■ Instructions for the task
Would you quote the material below in full and unchanged?

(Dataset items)
=-=-=

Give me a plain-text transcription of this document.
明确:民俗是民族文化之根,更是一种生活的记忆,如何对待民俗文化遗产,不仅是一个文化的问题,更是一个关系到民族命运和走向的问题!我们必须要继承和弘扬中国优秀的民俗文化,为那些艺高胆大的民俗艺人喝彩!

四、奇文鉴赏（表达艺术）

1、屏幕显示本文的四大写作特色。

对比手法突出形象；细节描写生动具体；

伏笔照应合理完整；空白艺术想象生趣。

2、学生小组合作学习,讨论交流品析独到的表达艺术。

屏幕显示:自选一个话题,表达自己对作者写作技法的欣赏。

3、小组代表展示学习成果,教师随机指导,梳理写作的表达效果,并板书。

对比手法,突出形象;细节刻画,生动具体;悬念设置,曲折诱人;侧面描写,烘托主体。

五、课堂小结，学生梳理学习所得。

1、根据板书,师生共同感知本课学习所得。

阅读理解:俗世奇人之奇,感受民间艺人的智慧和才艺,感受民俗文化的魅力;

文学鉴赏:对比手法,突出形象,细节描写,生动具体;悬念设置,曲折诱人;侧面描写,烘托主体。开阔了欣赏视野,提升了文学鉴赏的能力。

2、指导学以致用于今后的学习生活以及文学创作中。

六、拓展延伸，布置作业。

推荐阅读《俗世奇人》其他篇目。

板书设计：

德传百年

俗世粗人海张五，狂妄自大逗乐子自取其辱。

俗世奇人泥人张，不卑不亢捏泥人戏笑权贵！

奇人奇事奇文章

=-=-=

■ Result of the exercise
Give me a plain-text transcription of this document.
明确:民俗是民族文化之根,更是一种生活的记忆,如何对待民俗文化遗产,不仅是一个文化的问题,更是一个关系到民族命运和走向的问题!我们必须要继承和弘扬中国优秀的民俗文化,为那些艺高胆大的民俗艺人喝彩!

四、奇文鉴赏（表达艺术）

1、屏幕显示本文的四大写作特色。

对比手法突出形象；细节描写生动具体；

伏笔照应合理完整；空白艺术想象生趣。

2、学生小组合作学习,讨论交流品析独到的表达艺术。

屏幕显示:自选一个话题,表达自己对作者写作技法的欣赏。

3、小组代表展示学习成果,教师随机指导,梳理写作的表达效果,并板书。

对比手法,突出形象;细节刻画,生动具体;悬念设置,曲折诱人;侧面描写,烘托主体。

五、课堂小结，学生梳理学习所得。

1、根据板书,师生共同感知本课学习所得。

阅读理解:俗世奇人之奇,感受民间艺人的智慧和才艺,感受民俗文化的魅力;

文学鉴赏:对比手法,突出形象,细节描写,生动具体;悬念设置,曲折诱人;侧面描写,烘托主体。开阔了欣赏视野,提升了文学鉴赏的能力。

2、指导学以致用于今后的学习生活以及文学创作中。

六、拓展延伸，布置作业。

推荐阅读《俗世奇人》其他篇目。

板书设计：

德传百年

俗世粗人海张五，狂妄自大逗乐子自取其辱。

俗世奇人泥人张，不卑不亢捏泥人戏笑权贵！

奇人奇事奇文章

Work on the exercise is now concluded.